┌─ EXTRACTED RECORDS

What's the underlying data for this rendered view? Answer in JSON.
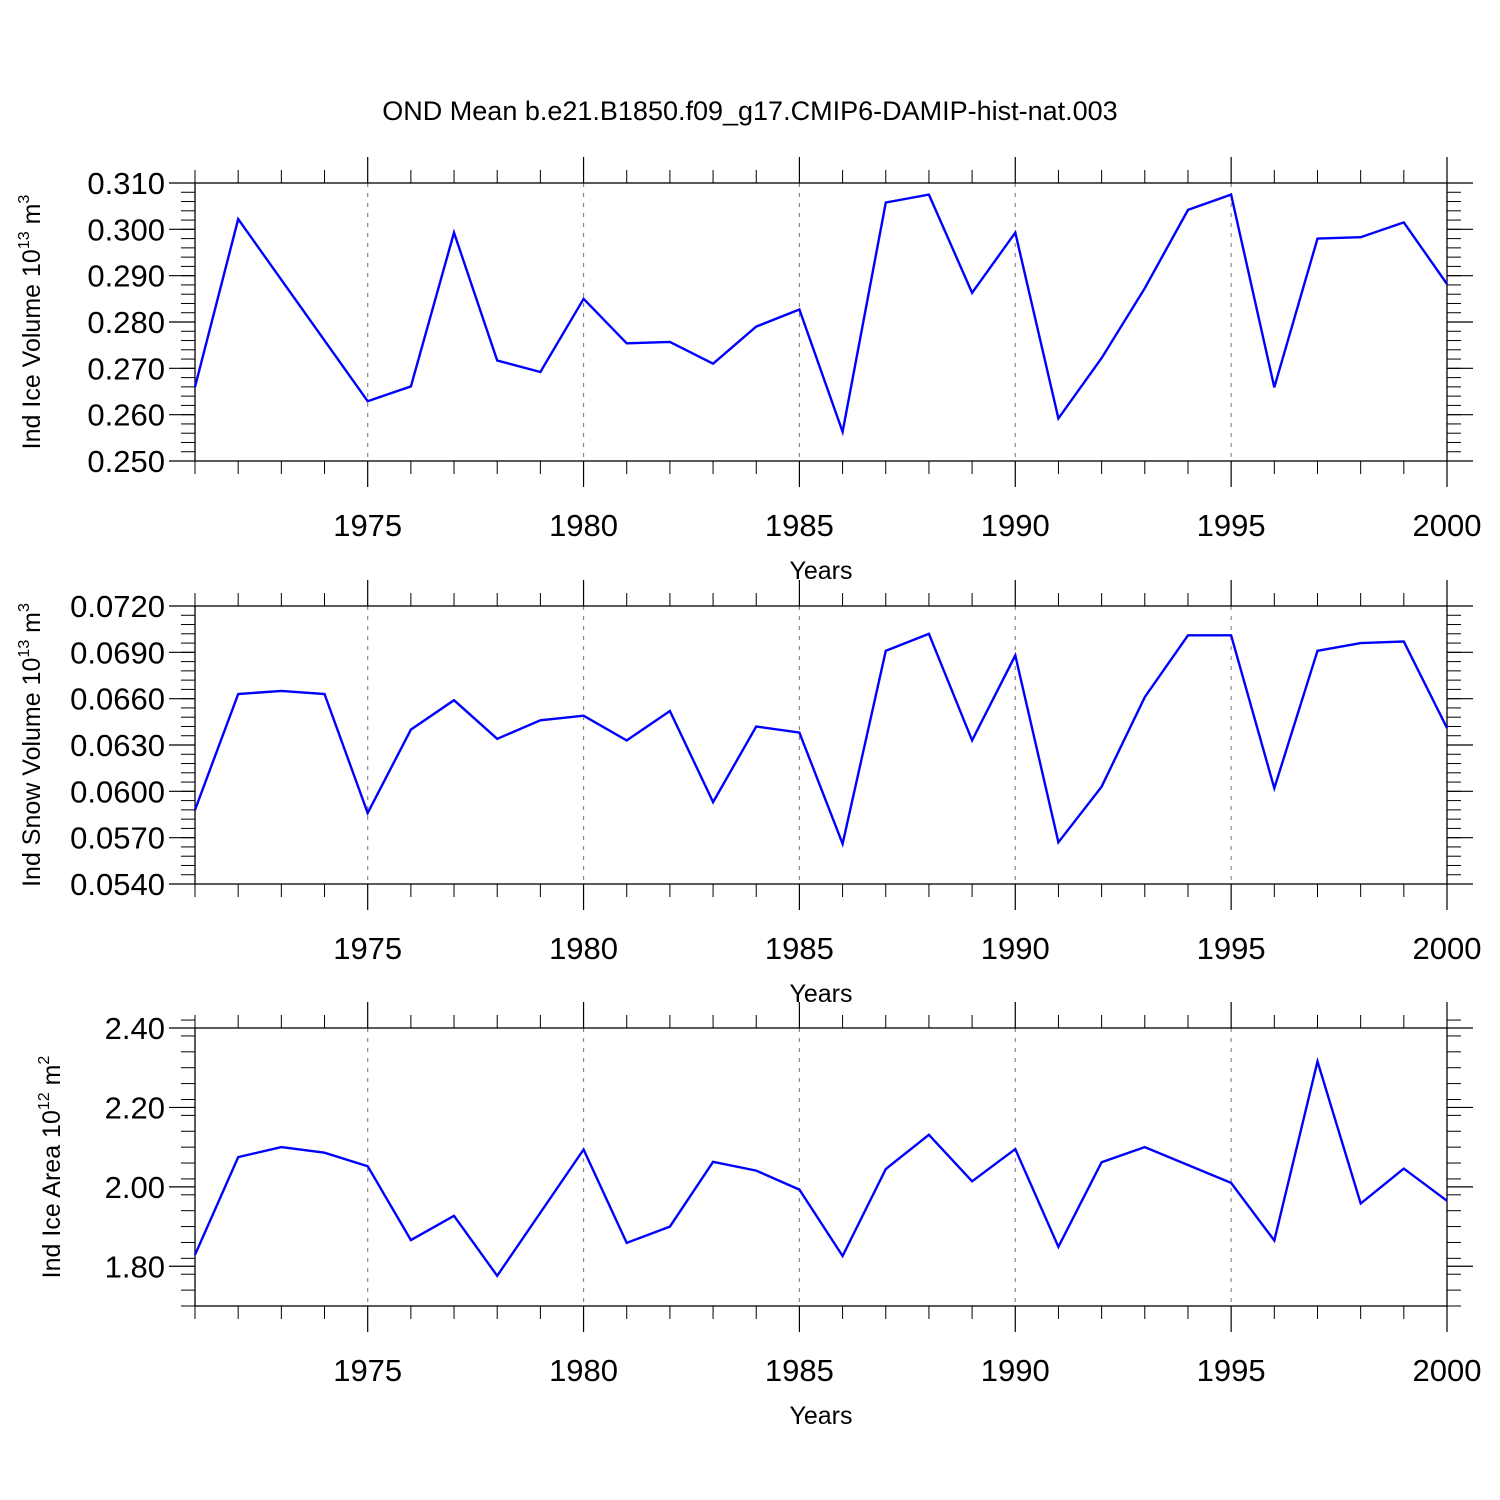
{
  "title": "OND Mean b.e21.B1850.f09_g17.CMIP6-DAMIP-hist-nat.003",
  "colors": {
    "series": "#0000ff",
    "grid": "#888888",
    "frame": "#000000"
  },
  "chart_data": [
    {
      "type": "line",
      "xlabel": "Years",
      "ylabel": {
        "text": "Ind Ice Volume 10",
        "sup": "13",
        "unit": " m",
        "unit_sup": "3"
      },
      "xlim": [
        1971,
        2000
      ],
      "ylim": [
        0.25,
        0.31
      ],
      "yticks": [
        0.25,
        0.26,
        0.27,
        0.28,
        0.29,
        0.3,
        0.31
      ],
      "ytick_labels": [
        "0.250",
        "0.260",
        "0.270",
        "0.280",
        "0.290",
        "0.300",
        "0.310"
      ],
      "xticks": [
        1975,
        1980,
        1985,
        1990,
        1995,
        2000
      ],
      "xtick_labels": [
        "1975",
        "1980",
        "1985",
        "1990",
        "1995",
        "2000"
      ],
      "grid": "vertical dashed at major x ticks",
      "x": [
        1971,
        1972,
        1975,
        1976,
        1977,
        1978,
        1979,
        1980,
        1981,
        1982,
        1983,
        1984,
        1985,
        1986,
        1987,
        1988,
        1989,
        1990,
        1991,
        1992,
        1993,
        1994,
        1995,
        1996,
        1997,
        1998,
        1999,
        2000
      ],
      "values": [
        0.266,
        0.3022,
        0.2629,
        0.2661,
        0.2993,
        0.2717,
        0.2692,
        0.285,
        0.2754,
        0.2757,
        0.271,
        0.279,
        0.2827,
        0.2563,
        0.3058,
        0.3075,
        0.2863,
        0.2993,
        0.2592,
        0.2722,
        0.2873,
        0.3042,
        0.3075,
        0.2659,
        0.298,
        0.2983,
        0.3015,
        0.2882
      ]
    },
    {
      "type": "line",
      "xlabel": "Years",
      "ylabel": {
        "text": "Ind Snow Volume 10",
        "sup": "13",
        "unit": " m",
        "unit_sup": "3"
      },
      "xlim": [
        1971,
        2000
      ],
      "ylim": [
        0.054,
        0.072
      ],
      "yticks": [
        0.054,
        0.057,
        0.06,
        0.063,
        0.066,
        0.069,
        0.072
      ],
      "ytick_labels": [
        "0.0540",
        "0.0570",
        "0.0600",
        "0.0630",
        "0.0660",
        "0.0690",
        "0.0720"
      ],
      "xticks": [
        1975,
        1980,
        1985,
        1990,
        1995,
        2000
      ],
      "xtick_labels": [
        "1975",
        "1980",
        "1985",
        "1990",
        "1995",
        "2000"
      ],
      "grid": "vertical dashed at major x ticks",
      "x": [
        1971,
        1972,
        1973,
        1974,
        1975,
        1976,
        1977,
        1978,
        1979,
        1980,
        1981,
        1982,
        1983,
        1984,
        1985,
        1986,
        1987,
        1988,
        1989,
        1990,
        1991,
        1992,
        1993,
        1994,
        1995,
        1996,
        1997,
        1998,
        1999,
        2000
      ],
      "values": [
        0.0588,
        0.0663,
        0.0665,
        0.0663,
        0.0586,
        0.064,
        0.0659,
        0.0634,
        0.0646,
        0.0649,
        0.0633,
        0.0652,
        0.0593,
        0.0642,
        0.0638,
        0.0566,
        0.0691,
        0.0702,
        0.0633,
        0.0688,
        0.0567,
        0.0603,
        0.0661,
        0.0701,
        0.0701,
        0.0602,
        0.0691,
        0.0696,
        0.0697,
        0.0641
      ]
    },
    {
      "type": "line",
      "xlabel": "Years",
      "ylabel": {
        "text": "Ind Ice Area 10",
        "sup": "12",
        "unit": " m",
        "unit_sup": "2"
      },
      "xlim": [
        1971,
        2000
      ],
      "ylim": [
        1.7,
        2.4
      ],
      "yticks": [
        1.8,
        2.0,
        2.2,
        2.4
      ],
      "ytick_labels": [
        "1.80",
        "2.00",
        "2.20",
        "2.40"
      ],
      "xticks": [
        1975,
        1980,
        1985,
        1990,
        1995,
        2000
      ],
      "xtick_labels": [
        "1975",
        "1980",
        "1985",
        "1990",
        "1995",
        "2000"
      ],
      "grid": "vertical dashed at major x ticks",
      "x": [
        1971,
        1972,
        1973,
        1974,
        1975,
        1976,
        1977,
        1978,
        1980,
        1981,
        1982,
        1983,
        1984,
        1985,
        1986,
        1987,
        1988,
        1989,
        1990,
        1991,
        1992,
        1993,
        1995,
        1996,
        1997,
        1998,
        1999,
        2000
      ],
      "values": [
        1.829,
        2.075,
        2.1,
        2.086,
        2.052,
        1.866,
        1.927,
        1.776,
        2.094,
        1.859,
        1.9,
        2.063,
        2.041,
        1.993,
        1.826,
        2.045,
        2.131,
        2.014,
        2.095,
        1.849,
        2.062,
        2.1,
        2.01,
        1.865,
        2.316,
        1.958,
        2.046,
        1.965
      ]
    }
  ]
}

└─

◆ TASK GOAL: Every entry above is to be set down exactly; the pictures are to be left out.

◆ OUTPUT OF THE EXERCISE:
What's the underlying data for this rendered view? Answer in JSON.
{
  "title": "OND Mean b.e21.B1850.f09_g17.CMIP6-DAMIP-hist-nat.003",
  "colors": {
    "series": "#0000ff",
    "grid": "#888888",
    "frame": "#000000"
  },
  "chart_data": [
    {
      "type": "line",
      "xlabel": "Years",
      "ylabel": {
        "text": "Ind Ice Volume 10",
        "sup": "13",
        "unit": " m",
        "unit_sup": "3"
      },
      "xlim": [
        1971,
        2000
      ],
      "ylim": [
        0.25,
        0.31
      ],
      "yticks": [
        0.25,
        0.26,
        0.27,
        0.28,
        0.29,
        0.3,
        0.31
      ],
      "ytick_labels": [
        "0.250",
        "0.260",
        "0.270",
        "0.280",
        "0.290",
        "0.300",
        "0.310"
      ],
      "xticks": [
        1975,
        1980,
        1985,
        1990,
        1995,
        2000
      ],
      "xtick_labels": [
        "1975",
        "1980",
        "1985",
        "1990",
        "1995",
        "2000"
      ],
      "grid": "vertical dashed at major x ticks",
      "x": [
        1971,
        1972,
        1975,
        1976,
        1977,
        1978,
        1979,
        1980,
        1981,
        1982,
        1983,
        1984,
        1985,
        1986,
        1987,
        1988,
        1989,
        1990,
        1991,
        1992,
        1993,
        1994,
        1995,
        1996,
        1997,
        1998,
        1999,
        2000
      ],
      "values": [
        0.266,
        0.3022,
        0.2629,
        0.2661,
        0.2993,
        0.2717,
        0.2692,
        0.285,
        0.2754,
        0.2757,
        0.271,
        0.279,
        0.2827,
        0.2563,
        0.3058,
        0.3075,
        0.2863,
        0.2993,
        0.2592,
        0.2722,
        0.2873,
        0.3042,
        0.3075,
        0.2659,
        0.298,
        0.2983,
        0.3015,
        0.2882
      ]
    },
    {
      "type": "line",
      "xlabel": "Years",
      "ylabel": {
        "text": "Ind Snow Volume 10",
        "sup": "13",
        "unit": " m",
        "unit_sup": "3"
      },
      "xlim": [
        1971,
        2000
      ],
      "ylim": [
        0.054,
        0.072
      ],
      "yticks": [
        0.054,
        0.057,
        0.06,
        0.063,
        0.066,
        0.069,
        0.072
      ],
      "ytick_labels": [
        "0.0540",
        "0.0570",
        "0.0600",
        "0.0630",
        "0.0660",
        "0.0690",
        "0.0720"
      ],
      "xticks": [
        1975,
        1980,
        1985,
        1990,
        1995,
        2000
      ],
      "xtick_labels": [
        "1975",
        "1980",
        "1985",
        "1990",
        "1995",
        "2000"
      ],
      "grid": "vertical dashed at major x ticks",
      "x": [
        1971,
        1972,
        1973,
        1974,
        1975,
        1976,
        1977,
        1978,
        1979,
        1980,
        1981,
        1982,
        1983,
        1984,
        1985,
        1986,
        1987,
        1988,
        1989,
        1990,
        1991,
        1992,
        1993,
        1994,
        1995,
        1996,
        1997,
        1998,
        1999,
        2000
      ],
      "values": [
        0.0588,
        0.0663,
        0.0665,
        0.0663,
        0.0586,
        0.064,
        0.0659,
        0.0634,
        0.0646,
        0.0649,
        0.0633,
        0.0652,
        0.0593,
        0.0642,
        0.0638,
        0.0566,
        0.0691,
        0.0702,
        0.0633,
        0.0688,
        0.0567,
        0.0603,
        0.0661,
        0.0701,
        0.0701,
        0.0602,
        0.0691,
        0.0696,
        0.0697,
        0.0641
      ]
    },
    {
      "type": "line",
      "xlabel": "Years",
      "ylabel": {
        "text": "Ind Ice Area 10",
        "sup": "12",
        "unit": " m",
        "unit_sup": "2"
      },
      "xlim": [
        1971,
        2000
      ],
      "ylim": [
        1.7,
        2.4
      ],
      "yticks": [
        1.8,
        2.0,
        2.2,
        2.4
      ],
      "ytick_labels": [
        "1.80",
        "2.00",
        "2.20",
        "2.40"
      ],
      "xticks": [
        1975,
        1980,
        1985,
        1990,
        1995,
        2000
      ],
      "xtick_labels": [
        "1975",
        "1980",
        "1985",
        "1990",
        "1995",
        "2000"
      ],
      "grid": "vertical dashed at major x ticks",
      "x": [
        1971,
        1972,
        1973,
        1974,
        1975,
        1976,
        1977,
        1978,
        1980,
        1981,
        1982,
        1983,
        1984,
        1985,
        1986,
        1987,
        1988,
        1989,
        1990,
        1991,
        1992,
        1993,
        1995,
        1996,
        1997,
        1998,
        1999,
        2000
      ],
      "values": [
        1.829,
        2.075,
        2.1,
        2.086,
        2.052,
        1.866,
        1.927,
        1.776,
        2.094,
        1.859,
        1.9,
        2.063,
        2.041,
        1.993,
        1.826,
        2.045,
        2.131,
        2.014,
        2.095,
        1.849,
        2.062,
        2.1,
        2.01,
        1.865,
        2.316,
        1.958,
        2.046,
        1.965
      ]
    }
  ]
}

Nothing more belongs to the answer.